◆ **PROBLEM DETAILS**:
Identify and pull out each line of the entries in which "color" occurs.

* * *

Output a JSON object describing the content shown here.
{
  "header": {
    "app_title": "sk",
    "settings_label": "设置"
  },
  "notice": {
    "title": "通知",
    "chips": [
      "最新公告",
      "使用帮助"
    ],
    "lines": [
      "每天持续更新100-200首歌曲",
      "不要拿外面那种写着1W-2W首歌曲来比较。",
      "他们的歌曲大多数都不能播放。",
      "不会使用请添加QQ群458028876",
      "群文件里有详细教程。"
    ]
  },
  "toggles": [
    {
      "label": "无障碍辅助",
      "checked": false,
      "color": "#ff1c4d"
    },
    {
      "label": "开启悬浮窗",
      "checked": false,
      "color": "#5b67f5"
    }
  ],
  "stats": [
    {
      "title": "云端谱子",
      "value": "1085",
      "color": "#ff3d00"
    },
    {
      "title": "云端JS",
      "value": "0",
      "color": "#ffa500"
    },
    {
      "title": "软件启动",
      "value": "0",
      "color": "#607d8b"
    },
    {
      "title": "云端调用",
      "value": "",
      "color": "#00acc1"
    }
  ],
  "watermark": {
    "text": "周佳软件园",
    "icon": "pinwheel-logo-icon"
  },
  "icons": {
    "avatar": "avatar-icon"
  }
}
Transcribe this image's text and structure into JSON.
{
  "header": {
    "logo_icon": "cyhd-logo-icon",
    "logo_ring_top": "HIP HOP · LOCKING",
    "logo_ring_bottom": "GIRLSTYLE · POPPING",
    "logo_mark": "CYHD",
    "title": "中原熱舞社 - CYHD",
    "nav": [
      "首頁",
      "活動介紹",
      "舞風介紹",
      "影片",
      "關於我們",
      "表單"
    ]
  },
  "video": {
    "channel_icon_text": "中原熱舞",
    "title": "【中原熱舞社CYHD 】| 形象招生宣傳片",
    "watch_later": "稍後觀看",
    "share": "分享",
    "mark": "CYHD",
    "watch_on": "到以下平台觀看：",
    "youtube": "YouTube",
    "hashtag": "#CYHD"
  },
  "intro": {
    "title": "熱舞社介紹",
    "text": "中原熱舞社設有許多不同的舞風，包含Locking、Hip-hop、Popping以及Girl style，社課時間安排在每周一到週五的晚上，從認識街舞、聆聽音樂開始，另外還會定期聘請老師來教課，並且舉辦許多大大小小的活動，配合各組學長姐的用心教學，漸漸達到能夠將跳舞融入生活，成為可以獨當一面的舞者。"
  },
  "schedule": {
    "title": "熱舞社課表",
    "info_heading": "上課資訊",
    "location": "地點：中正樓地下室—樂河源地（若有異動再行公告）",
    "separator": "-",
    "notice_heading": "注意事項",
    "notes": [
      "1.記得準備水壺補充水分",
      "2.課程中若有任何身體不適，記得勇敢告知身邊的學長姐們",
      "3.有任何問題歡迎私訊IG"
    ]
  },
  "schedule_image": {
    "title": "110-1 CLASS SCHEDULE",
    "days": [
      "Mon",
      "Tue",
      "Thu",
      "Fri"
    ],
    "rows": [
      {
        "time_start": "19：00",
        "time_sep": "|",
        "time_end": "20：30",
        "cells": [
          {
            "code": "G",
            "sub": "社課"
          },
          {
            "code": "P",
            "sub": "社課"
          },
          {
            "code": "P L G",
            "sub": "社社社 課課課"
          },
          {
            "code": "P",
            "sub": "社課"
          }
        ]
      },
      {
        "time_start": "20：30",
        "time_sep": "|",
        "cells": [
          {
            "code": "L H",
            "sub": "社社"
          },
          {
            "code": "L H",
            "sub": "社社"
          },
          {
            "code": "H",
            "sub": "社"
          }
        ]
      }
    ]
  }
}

* * *

◆ **WRITTEN SOLUTION**:
      "color": "#ff1c4d"
      "color": "#5b67f5"
      "color": "#ff3d00"
      "color": "#ffa500"
      "color": "#607d8b"
      "color": "#00acc1"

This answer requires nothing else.